-- START Given entries --

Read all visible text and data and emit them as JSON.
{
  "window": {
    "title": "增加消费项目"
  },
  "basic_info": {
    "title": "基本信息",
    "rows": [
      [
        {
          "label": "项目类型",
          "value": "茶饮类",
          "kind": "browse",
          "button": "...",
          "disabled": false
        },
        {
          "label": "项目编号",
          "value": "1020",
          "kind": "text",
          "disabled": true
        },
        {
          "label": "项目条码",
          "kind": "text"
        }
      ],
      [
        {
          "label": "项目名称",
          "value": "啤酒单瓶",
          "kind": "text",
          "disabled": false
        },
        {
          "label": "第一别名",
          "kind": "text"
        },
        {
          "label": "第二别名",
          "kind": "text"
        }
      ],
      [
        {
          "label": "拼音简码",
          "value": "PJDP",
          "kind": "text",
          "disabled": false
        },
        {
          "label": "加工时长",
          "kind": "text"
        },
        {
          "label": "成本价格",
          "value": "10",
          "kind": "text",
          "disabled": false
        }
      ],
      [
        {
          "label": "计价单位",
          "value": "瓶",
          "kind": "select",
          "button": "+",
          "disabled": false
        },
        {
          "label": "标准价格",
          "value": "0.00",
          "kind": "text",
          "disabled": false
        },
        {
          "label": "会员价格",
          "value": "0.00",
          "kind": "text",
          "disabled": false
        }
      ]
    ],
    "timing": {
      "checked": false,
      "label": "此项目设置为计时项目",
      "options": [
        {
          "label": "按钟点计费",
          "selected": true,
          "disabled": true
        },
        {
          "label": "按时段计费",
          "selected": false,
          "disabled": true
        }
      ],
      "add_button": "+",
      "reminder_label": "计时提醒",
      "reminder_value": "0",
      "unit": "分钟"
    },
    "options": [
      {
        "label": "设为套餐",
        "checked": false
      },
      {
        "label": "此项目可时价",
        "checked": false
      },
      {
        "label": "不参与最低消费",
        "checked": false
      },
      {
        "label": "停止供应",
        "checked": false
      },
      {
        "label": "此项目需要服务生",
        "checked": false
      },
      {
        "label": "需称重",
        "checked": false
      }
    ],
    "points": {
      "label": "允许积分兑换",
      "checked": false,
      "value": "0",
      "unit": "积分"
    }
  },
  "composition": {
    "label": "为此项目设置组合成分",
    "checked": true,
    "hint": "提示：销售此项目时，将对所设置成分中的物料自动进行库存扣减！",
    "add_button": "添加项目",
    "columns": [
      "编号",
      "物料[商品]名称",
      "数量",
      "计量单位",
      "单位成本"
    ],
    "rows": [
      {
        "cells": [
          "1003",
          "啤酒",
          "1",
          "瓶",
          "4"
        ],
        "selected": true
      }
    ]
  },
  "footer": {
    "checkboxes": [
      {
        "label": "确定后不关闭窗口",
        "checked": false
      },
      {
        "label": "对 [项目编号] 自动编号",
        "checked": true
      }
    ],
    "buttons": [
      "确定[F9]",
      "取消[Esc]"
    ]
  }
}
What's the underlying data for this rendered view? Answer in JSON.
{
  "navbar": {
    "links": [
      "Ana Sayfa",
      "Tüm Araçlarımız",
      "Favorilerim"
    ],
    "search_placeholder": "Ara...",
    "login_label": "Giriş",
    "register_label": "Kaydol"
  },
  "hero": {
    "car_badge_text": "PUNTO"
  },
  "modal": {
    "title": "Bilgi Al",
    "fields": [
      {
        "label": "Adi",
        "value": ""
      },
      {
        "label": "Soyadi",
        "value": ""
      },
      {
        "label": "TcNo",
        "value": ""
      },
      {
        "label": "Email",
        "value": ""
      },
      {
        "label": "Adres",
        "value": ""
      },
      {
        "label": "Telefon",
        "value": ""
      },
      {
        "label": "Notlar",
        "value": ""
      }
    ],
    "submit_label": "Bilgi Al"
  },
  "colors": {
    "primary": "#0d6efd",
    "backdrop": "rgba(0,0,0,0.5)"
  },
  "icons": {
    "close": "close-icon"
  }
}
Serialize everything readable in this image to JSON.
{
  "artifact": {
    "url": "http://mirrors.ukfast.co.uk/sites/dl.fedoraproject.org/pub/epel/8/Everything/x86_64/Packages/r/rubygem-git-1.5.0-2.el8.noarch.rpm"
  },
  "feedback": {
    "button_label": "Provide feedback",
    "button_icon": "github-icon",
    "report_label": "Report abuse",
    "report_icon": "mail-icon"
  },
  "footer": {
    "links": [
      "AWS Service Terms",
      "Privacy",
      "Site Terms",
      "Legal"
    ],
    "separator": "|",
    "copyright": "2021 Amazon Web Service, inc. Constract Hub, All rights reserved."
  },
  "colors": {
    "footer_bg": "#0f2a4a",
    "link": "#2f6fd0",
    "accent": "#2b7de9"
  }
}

-- END Given entries --

Task requirements
In the listing above, find the line with "Serialize everything readable" and set down that line and all after it exactly, through the final line.

Expected output
Serialize everything readable in this image to JSON.
{
  "artifact": {
    "url": "http://mirrors.ukfast.co.uk/sites/dl.fedoraproject.org/pub/epel/8/Everything/x86_64/Packages/r/rubygem-git-1.5.0-2.el8.noarch.rpm"
  },
  "feedback": {
    "button_label": "Provide feedback",
    "button_icon": "github-icon",
    "report_label": "Report abuse",
    "report_icon": "mail-icon"
  },
  "footer": {
    "links": [
      "AWS Service Terms",
      "Privacy",
      "Site Terms",
      "Legal"
    ],
    "separator": "|",
    "copyright": "2021 Amazon Web Service, inc. Constract Hub, All rights reserved."
  },
  "colors": {
    "footer_bg": "#0f2a4a",
    "link": "#2f6fd0",
    "accent": "#2b7de9"
  }
}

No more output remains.